_Task description_:
Take the entries below and print all of them exactly, please.

_Given records_:

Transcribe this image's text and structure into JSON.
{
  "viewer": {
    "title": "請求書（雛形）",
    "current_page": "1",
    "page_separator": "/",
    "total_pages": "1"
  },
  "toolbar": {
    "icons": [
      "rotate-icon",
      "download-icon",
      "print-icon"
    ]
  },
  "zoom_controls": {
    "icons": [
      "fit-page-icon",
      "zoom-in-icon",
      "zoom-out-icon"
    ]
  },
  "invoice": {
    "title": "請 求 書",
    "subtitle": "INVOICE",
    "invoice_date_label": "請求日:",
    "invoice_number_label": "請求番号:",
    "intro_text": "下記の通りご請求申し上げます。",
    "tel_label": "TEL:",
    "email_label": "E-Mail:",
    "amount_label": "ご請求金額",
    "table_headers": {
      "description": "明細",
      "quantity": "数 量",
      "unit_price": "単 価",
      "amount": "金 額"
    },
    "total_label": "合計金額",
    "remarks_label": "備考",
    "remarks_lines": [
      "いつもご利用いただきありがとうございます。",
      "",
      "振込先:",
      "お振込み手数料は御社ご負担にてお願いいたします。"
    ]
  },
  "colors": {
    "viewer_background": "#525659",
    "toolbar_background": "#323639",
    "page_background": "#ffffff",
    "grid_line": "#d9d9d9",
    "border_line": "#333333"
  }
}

_Exercise solution_:
Transcribe this image's text and structure into JSON.
{
  "viewer": {
    "title": "請求書（雛形）",
    "current_page": "1",
    "page_separator": "/",
    "total_pages": "1"
  },
  "toolbar": {
    "icons": [
      "rotate-icon",
      "download-icon",
      "print-icon"
    ]
  },
  "zoom_controls": {
    "icons": [
      "fit-page-icon",
      "zoom-in-icon",
      "zoom-out-icon"
    ]
  },
  "invoice": {
    "title": "請 求 書",
    "subtitle": "INVOICE",
    "invoice_date_label": "請求日:",
    "invoice_number_label": "請求番号:",
    "intro_text": "下記の通りご請求申し上げます。",
    "tel_label": "TEL:",
    "email_label": "E-Mail:",
    "amount_label": "ご請求金額",
    "table_headers": {
      "description": "明細",
      "quantity": "数 量",
      "unit_price": "単 価",
      "amount": "金 額"
    },
    "total_label": "合計金額",
    "remarks_label": "備考",
    "remarks_lines": [
      "いつもご利用いただきありがとうございます。",
      "",
      "振込先:",
      "お振込み手数料は御社ご負担にてお願いいたします。"
    ]
  },
  "colors": {
    "viewer_background": "#525659",
    "toolbar_background": "#323639",
    "page_background": "#ffffff",
    "grid_line": "#d9d9d9",
    "border_line": "#333333"
  }
}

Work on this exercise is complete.